● **Stored data**
# # # #

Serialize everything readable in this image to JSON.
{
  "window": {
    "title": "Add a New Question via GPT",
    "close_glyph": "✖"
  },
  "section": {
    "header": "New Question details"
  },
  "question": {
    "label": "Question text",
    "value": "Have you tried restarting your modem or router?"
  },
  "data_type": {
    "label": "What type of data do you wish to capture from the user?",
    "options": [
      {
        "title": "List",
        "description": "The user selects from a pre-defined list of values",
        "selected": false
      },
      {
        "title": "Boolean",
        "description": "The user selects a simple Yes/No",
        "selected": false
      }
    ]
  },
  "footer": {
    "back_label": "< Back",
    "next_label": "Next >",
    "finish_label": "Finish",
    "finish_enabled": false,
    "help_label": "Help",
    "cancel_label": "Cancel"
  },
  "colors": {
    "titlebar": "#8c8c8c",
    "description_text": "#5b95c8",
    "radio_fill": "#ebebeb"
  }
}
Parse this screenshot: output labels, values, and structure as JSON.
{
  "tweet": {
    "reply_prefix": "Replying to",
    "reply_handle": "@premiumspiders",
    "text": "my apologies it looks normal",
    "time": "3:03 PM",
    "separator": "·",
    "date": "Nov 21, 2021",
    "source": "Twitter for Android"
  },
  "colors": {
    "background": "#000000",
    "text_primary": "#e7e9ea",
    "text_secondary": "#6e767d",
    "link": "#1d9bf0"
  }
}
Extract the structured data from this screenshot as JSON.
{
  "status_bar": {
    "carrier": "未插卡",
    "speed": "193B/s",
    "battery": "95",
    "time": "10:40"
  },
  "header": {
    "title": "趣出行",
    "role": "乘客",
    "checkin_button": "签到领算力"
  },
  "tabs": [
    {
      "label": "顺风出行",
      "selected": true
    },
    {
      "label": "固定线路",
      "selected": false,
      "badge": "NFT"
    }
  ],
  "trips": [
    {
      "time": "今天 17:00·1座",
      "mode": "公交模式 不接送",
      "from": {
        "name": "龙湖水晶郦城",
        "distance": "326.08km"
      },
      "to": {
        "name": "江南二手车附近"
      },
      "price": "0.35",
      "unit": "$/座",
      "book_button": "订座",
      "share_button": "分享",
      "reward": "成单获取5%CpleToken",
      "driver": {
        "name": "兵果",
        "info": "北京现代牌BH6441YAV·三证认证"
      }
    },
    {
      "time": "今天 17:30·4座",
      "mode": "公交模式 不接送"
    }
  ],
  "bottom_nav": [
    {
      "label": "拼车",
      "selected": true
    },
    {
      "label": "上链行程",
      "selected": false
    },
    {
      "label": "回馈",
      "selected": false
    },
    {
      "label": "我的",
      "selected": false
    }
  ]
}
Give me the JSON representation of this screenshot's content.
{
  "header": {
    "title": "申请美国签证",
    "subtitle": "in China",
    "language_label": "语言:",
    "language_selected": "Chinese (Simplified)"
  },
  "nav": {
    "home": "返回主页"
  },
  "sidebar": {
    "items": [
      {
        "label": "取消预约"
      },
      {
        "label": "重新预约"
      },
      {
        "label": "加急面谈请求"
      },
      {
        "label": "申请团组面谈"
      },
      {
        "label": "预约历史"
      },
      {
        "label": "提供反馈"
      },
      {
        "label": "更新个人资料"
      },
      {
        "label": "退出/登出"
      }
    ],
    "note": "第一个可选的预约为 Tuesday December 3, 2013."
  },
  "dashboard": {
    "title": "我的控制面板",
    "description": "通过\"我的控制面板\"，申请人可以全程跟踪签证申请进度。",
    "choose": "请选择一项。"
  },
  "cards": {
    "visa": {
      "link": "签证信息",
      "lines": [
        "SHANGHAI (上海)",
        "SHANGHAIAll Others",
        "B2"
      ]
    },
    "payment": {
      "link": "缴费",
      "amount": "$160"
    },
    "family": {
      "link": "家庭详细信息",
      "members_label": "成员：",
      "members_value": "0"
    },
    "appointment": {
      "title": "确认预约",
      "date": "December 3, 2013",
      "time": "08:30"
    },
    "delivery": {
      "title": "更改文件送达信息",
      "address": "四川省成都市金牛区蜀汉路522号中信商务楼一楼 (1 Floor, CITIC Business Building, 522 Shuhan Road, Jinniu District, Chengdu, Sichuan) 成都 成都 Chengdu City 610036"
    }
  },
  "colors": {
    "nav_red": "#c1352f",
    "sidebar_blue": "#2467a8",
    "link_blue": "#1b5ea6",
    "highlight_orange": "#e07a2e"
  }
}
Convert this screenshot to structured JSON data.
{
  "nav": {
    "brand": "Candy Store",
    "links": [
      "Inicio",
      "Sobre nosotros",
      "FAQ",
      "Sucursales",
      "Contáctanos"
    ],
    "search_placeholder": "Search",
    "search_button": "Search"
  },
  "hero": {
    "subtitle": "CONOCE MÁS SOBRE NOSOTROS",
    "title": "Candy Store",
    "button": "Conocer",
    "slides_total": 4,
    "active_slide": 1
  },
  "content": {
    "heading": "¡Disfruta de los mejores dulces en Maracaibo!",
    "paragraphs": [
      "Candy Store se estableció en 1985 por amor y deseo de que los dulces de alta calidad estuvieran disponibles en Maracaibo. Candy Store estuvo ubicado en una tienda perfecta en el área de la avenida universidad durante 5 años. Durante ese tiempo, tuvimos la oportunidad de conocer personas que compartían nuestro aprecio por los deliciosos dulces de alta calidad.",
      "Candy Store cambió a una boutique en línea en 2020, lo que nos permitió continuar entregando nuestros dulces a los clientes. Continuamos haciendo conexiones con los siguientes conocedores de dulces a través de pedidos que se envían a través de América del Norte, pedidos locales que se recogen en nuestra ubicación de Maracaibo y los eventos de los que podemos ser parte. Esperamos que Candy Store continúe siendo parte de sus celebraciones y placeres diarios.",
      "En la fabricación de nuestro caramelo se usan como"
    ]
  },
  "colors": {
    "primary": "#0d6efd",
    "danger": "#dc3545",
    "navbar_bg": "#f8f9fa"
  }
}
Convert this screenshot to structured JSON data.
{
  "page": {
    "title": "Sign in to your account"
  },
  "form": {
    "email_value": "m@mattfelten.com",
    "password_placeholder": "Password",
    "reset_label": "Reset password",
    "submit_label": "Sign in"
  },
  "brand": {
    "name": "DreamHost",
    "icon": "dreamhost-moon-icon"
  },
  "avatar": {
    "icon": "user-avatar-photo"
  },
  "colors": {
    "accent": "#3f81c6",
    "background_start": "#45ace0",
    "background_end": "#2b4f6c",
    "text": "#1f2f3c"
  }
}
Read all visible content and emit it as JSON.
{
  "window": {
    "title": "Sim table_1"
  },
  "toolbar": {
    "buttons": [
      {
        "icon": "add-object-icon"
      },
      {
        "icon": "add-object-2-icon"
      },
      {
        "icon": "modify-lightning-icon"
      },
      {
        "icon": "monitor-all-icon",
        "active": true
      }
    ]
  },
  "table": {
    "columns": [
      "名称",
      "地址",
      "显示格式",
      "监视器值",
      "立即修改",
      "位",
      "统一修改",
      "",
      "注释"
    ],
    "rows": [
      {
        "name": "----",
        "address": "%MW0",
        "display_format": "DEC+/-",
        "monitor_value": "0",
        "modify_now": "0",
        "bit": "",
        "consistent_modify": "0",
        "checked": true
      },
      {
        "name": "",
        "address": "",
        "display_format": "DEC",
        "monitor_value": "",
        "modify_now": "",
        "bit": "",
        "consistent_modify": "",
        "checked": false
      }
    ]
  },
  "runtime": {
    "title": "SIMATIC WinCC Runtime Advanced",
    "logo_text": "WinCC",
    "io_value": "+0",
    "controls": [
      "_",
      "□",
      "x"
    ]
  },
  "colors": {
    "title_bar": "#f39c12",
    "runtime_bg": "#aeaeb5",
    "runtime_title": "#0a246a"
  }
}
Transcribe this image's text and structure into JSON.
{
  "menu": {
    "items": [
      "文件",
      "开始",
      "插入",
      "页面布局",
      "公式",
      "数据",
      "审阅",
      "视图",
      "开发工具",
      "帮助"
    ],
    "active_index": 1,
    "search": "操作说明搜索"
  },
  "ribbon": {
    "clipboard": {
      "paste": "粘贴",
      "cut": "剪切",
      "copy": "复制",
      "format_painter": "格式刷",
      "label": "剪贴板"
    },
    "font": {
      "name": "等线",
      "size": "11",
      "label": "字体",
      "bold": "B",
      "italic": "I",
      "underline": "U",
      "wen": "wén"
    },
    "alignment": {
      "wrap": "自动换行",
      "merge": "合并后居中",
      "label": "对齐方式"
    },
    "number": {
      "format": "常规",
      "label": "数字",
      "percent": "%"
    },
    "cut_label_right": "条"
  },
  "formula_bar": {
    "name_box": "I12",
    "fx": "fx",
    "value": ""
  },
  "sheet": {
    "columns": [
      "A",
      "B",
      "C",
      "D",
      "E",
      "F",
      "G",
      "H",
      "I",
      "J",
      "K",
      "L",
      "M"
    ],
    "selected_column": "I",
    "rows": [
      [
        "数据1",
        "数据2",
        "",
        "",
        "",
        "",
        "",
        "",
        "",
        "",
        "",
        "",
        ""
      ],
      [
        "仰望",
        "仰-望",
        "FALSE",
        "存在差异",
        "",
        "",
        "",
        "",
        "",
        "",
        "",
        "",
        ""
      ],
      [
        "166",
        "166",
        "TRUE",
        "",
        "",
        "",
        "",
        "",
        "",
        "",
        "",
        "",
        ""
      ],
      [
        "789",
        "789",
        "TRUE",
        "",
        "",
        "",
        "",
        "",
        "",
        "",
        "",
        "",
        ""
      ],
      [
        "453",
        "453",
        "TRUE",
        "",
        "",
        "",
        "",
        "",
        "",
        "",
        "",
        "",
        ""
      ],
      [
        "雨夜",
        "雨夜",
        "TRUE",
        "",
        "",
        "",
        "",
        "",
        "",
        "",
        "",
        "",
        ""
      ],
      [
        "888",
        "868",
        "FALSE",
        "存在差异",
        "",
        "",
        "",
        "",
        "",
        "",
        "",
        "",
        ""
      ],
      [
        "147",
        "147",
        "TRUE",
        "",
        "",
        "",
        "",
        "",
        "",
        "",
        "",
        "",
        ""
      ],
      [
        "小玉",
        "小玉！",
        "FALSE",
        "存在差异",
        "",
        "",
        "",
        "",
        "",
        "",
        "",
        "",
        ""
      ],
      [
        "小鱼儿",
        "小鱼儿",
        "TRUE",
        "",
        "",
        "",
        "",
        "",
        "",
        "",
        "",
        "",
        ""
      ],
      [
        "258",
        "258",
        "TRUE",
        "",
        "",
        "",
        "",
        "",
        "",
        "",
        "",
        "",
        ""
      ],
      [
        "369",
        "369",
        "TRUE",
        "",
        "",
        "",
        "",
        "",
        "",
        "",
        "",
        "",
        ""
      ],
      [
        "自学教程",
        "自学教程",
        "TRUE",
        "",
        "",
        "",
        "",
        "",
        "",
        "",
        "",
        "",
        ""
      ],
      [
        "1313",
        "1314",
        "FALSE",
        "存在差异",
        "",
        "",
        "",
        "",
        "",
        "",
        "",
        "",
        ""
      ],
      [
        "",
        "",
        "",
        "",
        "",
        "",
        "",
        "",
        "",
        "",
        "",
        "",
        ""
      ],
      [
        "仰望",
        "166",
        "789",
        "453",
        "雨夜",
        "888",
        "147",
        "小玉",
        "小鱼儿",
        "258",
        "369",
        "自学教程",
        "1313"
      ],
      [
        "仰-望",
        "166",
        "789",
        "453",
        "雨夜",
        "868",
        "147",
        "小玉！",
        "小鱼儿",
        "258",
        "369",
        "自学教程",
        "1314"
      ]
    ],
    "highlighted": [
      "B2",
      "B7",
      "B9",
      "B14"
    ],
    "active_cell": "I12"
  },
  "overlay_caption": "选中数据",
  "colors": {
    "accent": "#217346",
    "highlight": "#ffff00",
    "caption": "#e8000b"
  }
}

# # # #

● **What is expected**
Collect the lines of the data that carry the word "selects".

● **Solution to the exercise**
        "description": "The user selects from a pre-defined list of values",
        "description": "The user selects a simple Yes/No",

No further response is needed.